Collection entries
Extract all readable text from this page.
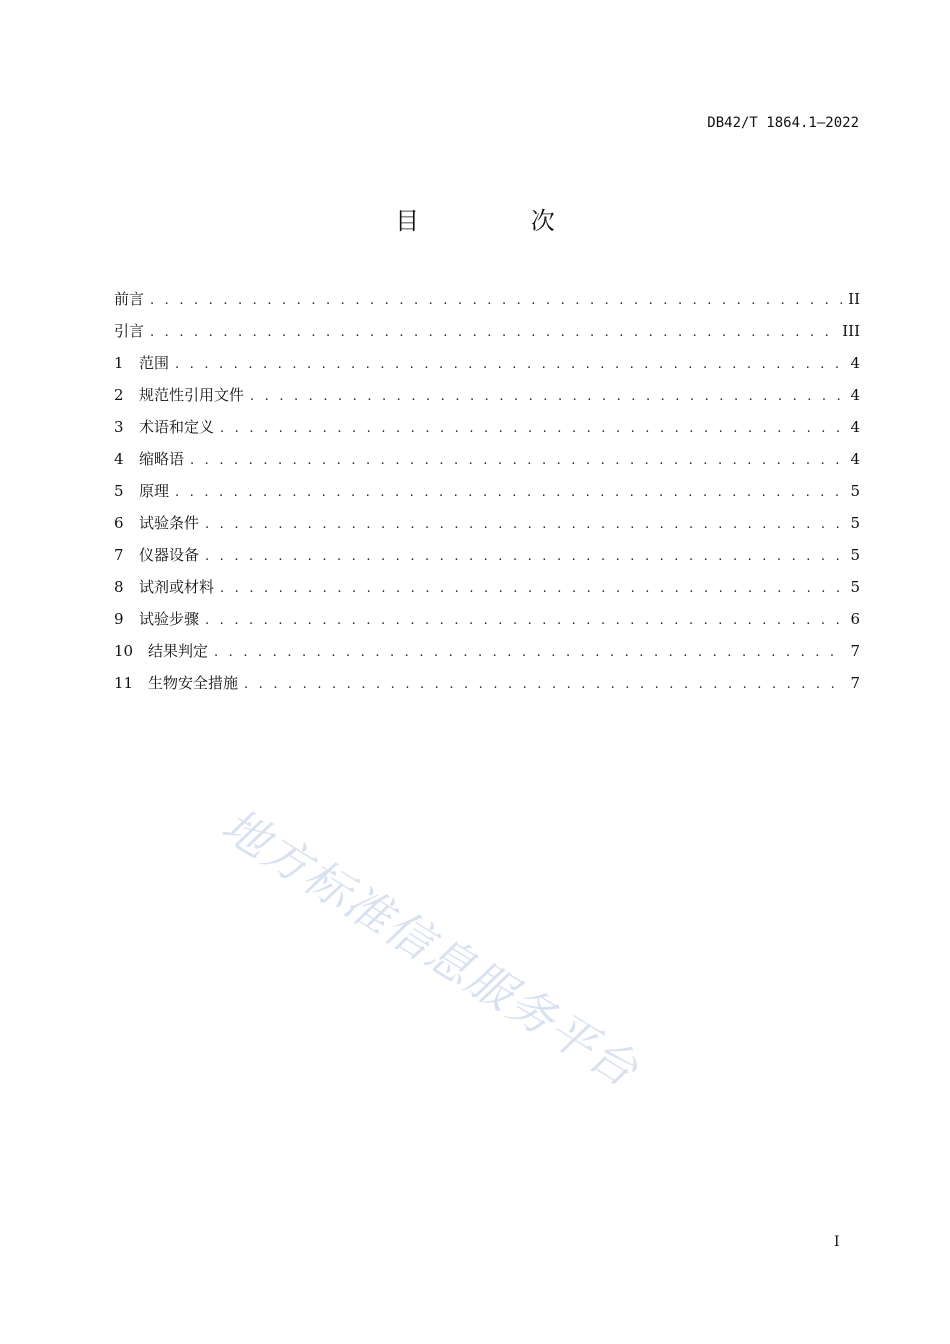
DB42/T 1864.1—2022
目 次
前言 . . .	II
引言 . . .	III
1	范围 . . .	4
2	规范性引用文件 . . .	4
3	术语和定义 . . .	4
4	缩略语 . . .	4
5	原理 . . .	5
6	试验条件 . . .	5
7	仪器设备 . . .	5
8	试剂或材料 . . .	5
9	试验步骤 . . .	6
10 结果判定 . . .	7
11 生物安全措施 . . .	7
地方标准信息服务平台
I
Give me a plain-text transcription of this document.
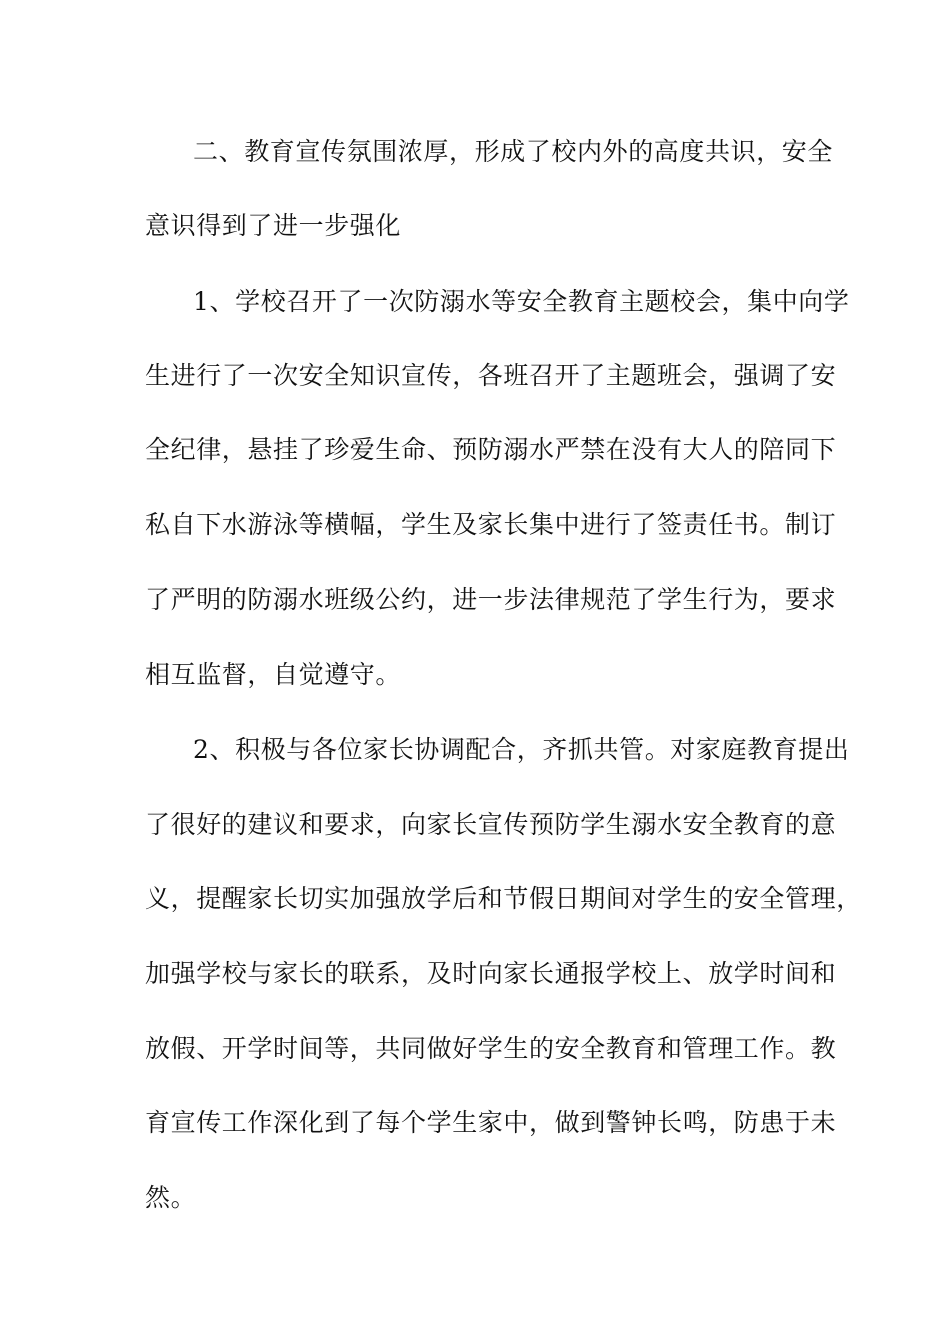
二、教育宣传氛围浓厚，形成了校内外的高度共识，安全

意识得到了进一步强化

1、学校召开了一次防溺水等安全教育主题校会，集中向学

生进行了一次安全知识宣传，各班召开了主题班会，强调了安

全纪律，悬挂了珍爱生命、预防溺水严禁在没有大人的陪同下

私自下水游泳等横幅，学生及家长集中进行了签责任书。制订

了严明的防溺水班级公约，进一步法律规范了学生行为，要求

相互监督，自觉遵守。

2、积极与各位家长协调配合，齐抓共管。对家庭教育提出

了很好的建议和要求，向家长宣传预防学生溺水安全教育的意

义，提醒家长切实加强放学后和节假日期间对学生的安全管理，

加强学校与家长的联系，及时向家长通报学校上、放学时间和

放假、开学时间等，共同做好学生的安全教育和管理工作。教

育宣传工作深化到了每个学生家中，做到警钟长鸣，防患于未

然。
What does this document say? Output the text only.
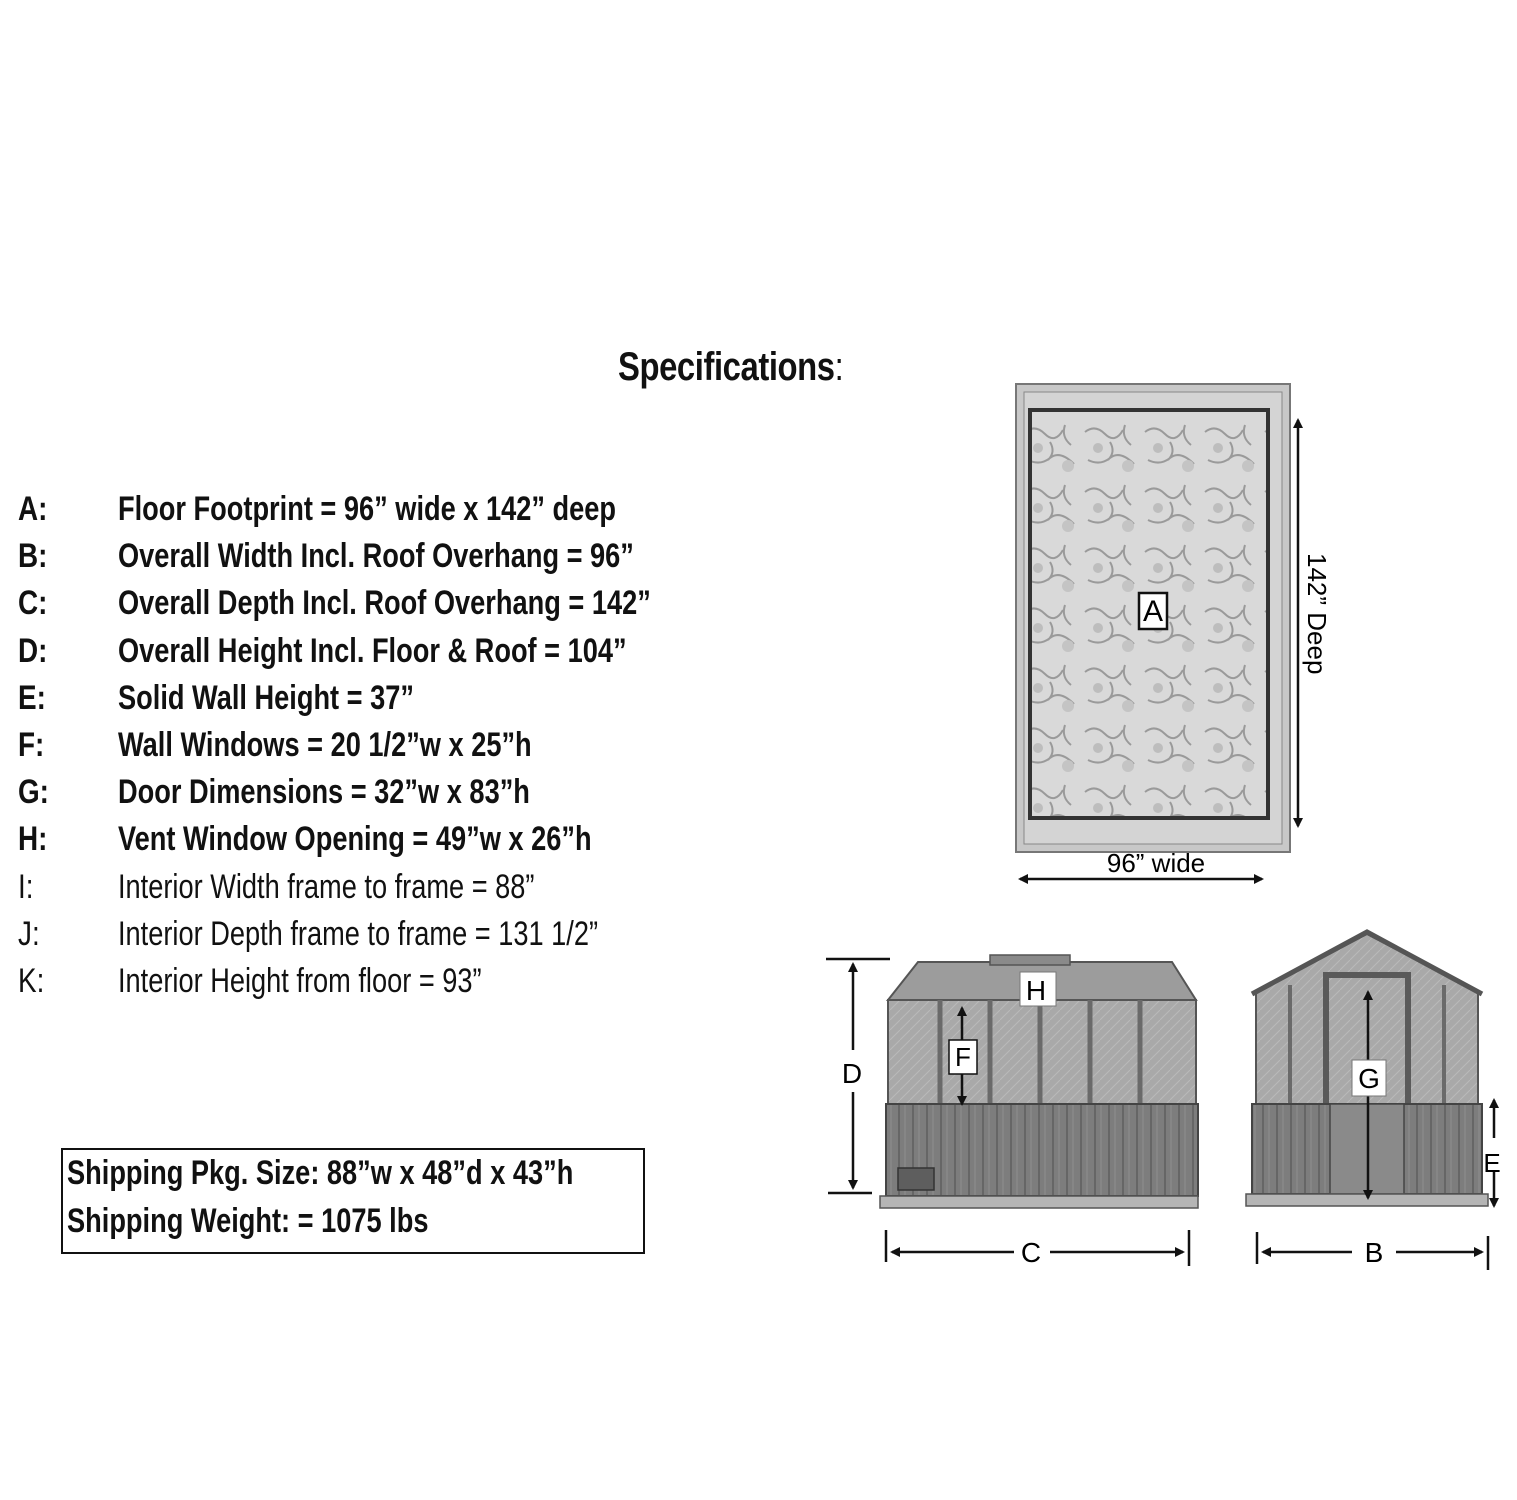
Specifications:
A: Floor Footprint = 96” wide x 142” deep
B: Overall Width Incl. Roof Overhang = 96”
C: Overall Depth Incl. Roof Overhang = 142”
D: Overall Height Incl. Floor & Roof = 104”
E: Solid Wall Height = 37”
F: Wall Windows = 20 1/2”w x 25”h
G: Door Dimensions = 32”w x 83”h
H: Vent Window Opening = 49”w x 26”h
I: Interior Width frame to frame = 88”
J: Interior Depth frame to frame = 131 1/2”
K: Interior Height from floor = 93”
Shipping Pkg. Size: 88”w x 48”d x 43”h
Shipping Weight: = 1075 lbs
A	142” Deep
96” wide
D
F
H
C
G
E
B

Problem details: Looking at the data above, how many lines hold the word "Shipping"? Respond with the number alone.

Response: 2